* Begin RECORDS FOR PROCESSING *

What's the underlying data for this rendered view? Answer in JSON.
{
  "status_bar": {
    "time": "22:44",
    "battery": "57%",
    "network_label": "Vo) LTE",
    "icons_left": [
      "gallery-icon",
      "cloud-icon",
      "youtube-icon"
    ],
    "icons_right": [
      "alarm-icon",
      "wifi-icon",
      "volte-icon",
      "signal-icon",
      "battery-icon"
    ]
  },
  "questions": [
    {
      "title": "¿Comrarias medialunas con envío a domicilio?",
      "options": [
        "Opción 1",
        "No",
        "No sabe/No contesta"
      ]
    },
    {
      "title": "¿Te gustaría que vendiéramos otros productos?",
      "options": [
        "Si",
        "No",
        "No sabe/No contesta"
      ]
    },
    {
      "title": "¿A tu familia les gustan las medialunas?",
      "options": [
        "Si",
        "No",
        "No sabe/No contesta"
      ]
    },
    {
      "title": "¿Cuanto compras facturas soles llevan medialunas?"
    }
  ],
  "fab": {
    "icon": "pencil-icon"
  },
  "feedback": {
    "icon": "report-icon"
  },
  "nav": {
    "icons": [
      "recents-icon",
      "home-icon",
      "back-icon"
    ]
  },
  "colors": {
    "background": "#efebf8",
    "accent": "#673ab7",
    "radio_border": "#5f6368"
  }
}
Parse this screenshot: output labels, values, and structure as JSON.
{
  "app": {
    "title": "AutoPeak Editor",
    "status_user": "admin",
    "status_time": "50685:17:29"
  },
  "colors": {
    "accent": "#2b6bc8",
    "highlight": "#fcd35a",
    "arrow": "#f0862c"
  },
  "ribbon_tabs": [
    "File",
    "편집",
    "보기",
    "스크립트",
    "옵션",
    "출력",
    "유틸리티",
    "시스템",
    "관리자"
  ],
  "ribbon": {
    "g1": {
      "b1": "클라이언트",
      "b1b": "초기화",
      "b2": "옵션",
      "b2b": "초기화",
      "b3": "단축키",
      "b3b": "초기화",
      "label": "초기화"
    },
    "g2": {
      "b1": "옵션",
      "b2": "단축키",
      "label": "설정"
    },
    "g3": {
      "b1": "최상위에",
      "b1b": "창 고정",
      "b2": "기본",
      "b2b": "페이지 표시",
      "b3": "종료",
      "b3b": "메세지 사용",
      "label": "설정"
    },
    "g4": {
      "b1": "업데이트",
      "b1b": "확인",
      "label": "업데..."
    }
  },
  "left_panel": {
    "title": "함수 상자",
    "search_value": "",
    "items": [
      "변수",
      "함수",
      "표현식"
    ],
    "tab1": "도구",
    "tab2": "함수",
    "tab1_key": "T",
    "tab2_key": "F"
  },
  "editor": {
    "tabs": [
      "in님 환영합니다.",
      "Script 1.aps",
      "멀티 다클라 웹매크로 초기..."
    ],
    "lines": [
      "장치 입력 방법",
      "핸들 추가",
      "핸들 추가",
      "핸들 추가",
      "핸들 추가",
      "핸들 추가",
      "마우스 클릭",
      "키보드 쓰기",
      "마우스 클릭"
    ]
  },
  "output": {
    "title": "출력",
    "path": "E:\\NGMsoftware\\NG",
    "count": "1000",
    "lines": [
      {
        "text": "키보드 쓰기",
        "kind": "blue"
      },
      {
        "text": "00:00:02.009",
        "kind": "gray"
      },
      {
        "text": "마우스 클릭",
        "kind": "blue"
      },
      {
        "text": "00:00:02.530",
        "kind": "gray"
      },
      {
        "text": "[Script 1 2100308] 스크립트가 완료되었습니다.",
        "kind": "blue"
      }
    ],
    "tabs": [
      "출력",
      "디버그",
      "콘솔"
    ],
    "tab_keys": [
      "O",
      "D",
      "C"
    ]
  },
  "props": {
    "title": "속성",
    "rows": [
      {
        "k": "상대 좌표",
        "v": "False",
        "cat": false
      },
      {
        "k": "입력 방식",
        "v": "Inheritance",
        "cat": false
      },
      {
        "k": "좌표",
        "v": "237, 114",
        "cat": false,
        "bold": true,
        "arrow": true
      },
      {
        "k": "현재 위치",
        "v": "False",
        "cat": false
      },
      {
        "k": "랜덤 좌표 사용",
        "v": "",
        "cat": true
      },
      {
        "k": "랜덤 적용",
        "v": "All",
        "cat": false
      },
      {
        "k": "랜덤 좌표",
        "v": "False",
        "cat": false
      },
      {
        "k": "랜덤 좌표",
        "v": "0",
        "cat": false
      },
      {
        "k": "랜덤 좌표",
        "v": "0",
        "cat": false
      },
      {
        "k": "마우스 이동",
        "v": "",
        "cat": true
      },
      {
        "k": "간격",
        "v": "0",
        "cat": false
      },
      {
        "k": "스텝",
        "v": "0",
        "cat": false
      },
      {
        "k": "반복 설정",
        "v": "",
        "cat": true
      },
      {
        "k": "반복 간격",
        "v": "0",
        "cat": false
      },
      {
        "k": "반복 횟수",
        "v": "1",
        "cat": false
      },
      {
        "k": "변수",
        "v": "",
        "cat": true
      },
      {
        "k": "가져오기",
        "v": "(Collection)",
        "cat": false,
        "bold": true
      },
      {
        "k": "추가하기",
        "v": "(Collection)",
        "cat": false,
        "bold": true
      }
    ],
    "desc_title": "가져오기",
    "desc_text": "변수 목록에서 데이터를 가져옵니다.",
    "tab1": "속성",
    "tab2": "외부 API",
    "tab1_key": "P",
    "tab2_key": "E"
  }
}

* End RECORDS FOR PROCESSING *

▸ **WRITTEN REQUEST**
Write out every record, exactly as written.

▸ **TASK OUTPUT**
What's the underlying data for this rendered view? Answer in JSON.
{
  "status_bar": {
    "time": "22:44",
    "battery": "57%",
    "network_label": "Vo) LTE",
    "icons_left": [
      "gallery-icon",
      "cloud-icon",
      "youtube-icon"
    ],
    "icons_right": [
      "alarm-icon",
      "wifi-icon",
      "volte-icon",
      "signal-icon",
      "battery-icon"
    ]
  },
  "questions": [
    {
      "title": "¿Comrarias medialunas con envío a domicilio?",
      "options": [
        "Opción 1",
        "No",
        "No sabe/No contesta"
      ]
    },
    {
      "title": "¿Te gustaría que vendiéramos otros productos?",
      "options": [
        "Si",
        "No",
        "No sabe/No contesta"
      ]
    },
    {
      "title": "¿A tu familia les gustan las medialunas?",
      "options": [
        "Si",
        "No",
        "No sabe/No contesta"
      ]
    },
    {
      "title": "¿Cuanto compras facturas soles llevan medialunas?"
    }
  ],
  "fab": {
    "icon": "pencil-icon"
  },
  "feedback": {
    "icon": "report-icon"
  },
  "nav": {
    "icons": [
      "recents-icon",
      "home-icon",
      "back-icon"
    ]
  },
  "colors": {
    "background": "#efebf8",
    "accent": "#673ab7",
    "radio_border": "#5f6368"
  }
}
Parse this screenshot: output labels, values, and structure as JSON.
{
  "app": {
    "title": "AutoPeak Editor",
    "status_user": "admin",
    "status_time": "50685:17:29"
  },
  "colors": {
    "accent": "#2b6bc8",
    "highlight": "#fcd35a",
    "arrow": "#f0862c"
  },
  "ribbon_tabs": [
    "File",
    "편집",
    "보기",
    "스크립트",
    "옵션",
    "출력",
    "유틸리티",
    "시스템",
    "관리자"
  ],
  "ribbon": {
    "g1": {
      "b1": "클라이언트",
      "b1b": "초기화",
      "b2": "옵션",
      "b2b": "초기화",
      "b3": "단축키",
      "b3b": "초기화",
      "label": "초기화"
    },
    "g2": {
      "b1": "옵션",
      "b2": "단축키",
      "label": "설정"
    },
    "g3": {
      "b1": "최상위에",
      "b1b": "창 고정",
      "b2": "기본",
      "b2b": "페이지 표시",
      "b3": "종료",
      "b3b": "메세지 사용",
      "label": "설정"
    },
    "g4": {
      "b1": "업데이트",
      "b1b": "확인",
      "label": "업데..."
    }
  },
  "left_panel": {
    "title": "함수 상자",
    "search_value": "",
    "items": [
      "변수",
      "함수",
      "표현식"
    ],
    "tab1": "도구",
    "tab2": "함수",
    "tab1_key": "T",
    "tab2_key": "F"
  },
  "editor": {
    "tabs": [
      "in님 환영합니다.",
      "Script 1.aps",
      "멀티 다클라 웹매크로 초기..."
    ],
    "lines": [
      "장치 입력 방법",
      "핸들 추가",
      "핸들 추가",
      "핸들 추가",
      "핸들 추가",
      "핸들 추가",
      "마우스 클릭",
      "키보드 쓰기",
      "마우스 클릭"
    ]
  },
  "output": {
    "title": "출력",
    "path": "E:\\NGMsoftware\\NG",
    "count": "1000",
    "lines": [
      {
        "text": "키보드 쓰기",
        "kind": "blue"
      },
      {
        "text": "00:00:02.009",
        "kind": "gray"
      },
      {
        "text": "마우스 클릭",
        "kind": "blue"
      },
      {
        "text": "00:00:02.530",
        "kind": "gray"
      },
      {
        "text": "[Script 1 2100308] 스크립트가 완료되었습니다.",
        "kind": "blue"
      }
    ],
    "tabs": [
      "출력",
      "디버그",
      "콘솔"
    ],
    "tab_keys": [
      "O",
      "D",
      "C"
    ]
  },
  "props": {
    "title": "속성",
    "rows": [
      {
        "k": "상대 좌표",
        "v": "False",
        "cat": false
      },
      {
        "k": "입력 방식",
        "v": "Inheritance",
        "cat": false
      },
      {
        "k": "좌표",
        "v": "237, 114",
        "cat": false,
        "bold": true,
        "arrow": true
      },
      {
        "k": "현재 위치",
        "v": "False",
        "cat": false
      },
      {
        "k": "랜덤 좌표 사용",
        "v": "",
        "cat": true
      },
      {
        "k": "랜덤 적용",
        "v": "All",
        "cat": false
      },
      {
        "k": "랜덤 좌표",
        "v": "False",
        "cat": false
      },
      {
        "k": "랜덤 좌표",
        "v": "0",
        "cat": false
      },
      {
        "k": "랜덤 좌표",
        "v": "0",
        "cat": false
      },
      {
        "k": "마우스 이동",
        "v": "",
        "cat": true
      },
      {
        "k": "간격",
        "v": "0",
        "cat": false
      },
      {
        "k": "스텝",
        "v": "0",
        "cat": false
      },
      {
        "k": "반복 설정",
        "v": "",
        "cat": true
      },
      {
        "k": "반복 간격",
        "v": "0",
        "cat": false
      },
      {
        "k": "반복 횟수",
        "v": "1",
        "cat": false
      },
      {
        "k": "변수",
        "v": "",
        "cat": true
      },
      {
        "k": "가져오기",
        "v": "(Collection)",
        "cat": false,
        "bold": true
      },
      {
        "k": "추가하기",
        "v": "(Collection)",
        "cat": false,
        "bold": true
      }
    ],
    "desc_title": "가져오기",
    "desc_text": "변수 목록에서 데이터를 가져옵니다.",
    "tab1": "속성",
    "tab2": "외부 API",
    "tab1_key": "P",
    "tab2_key": "E"
  }
}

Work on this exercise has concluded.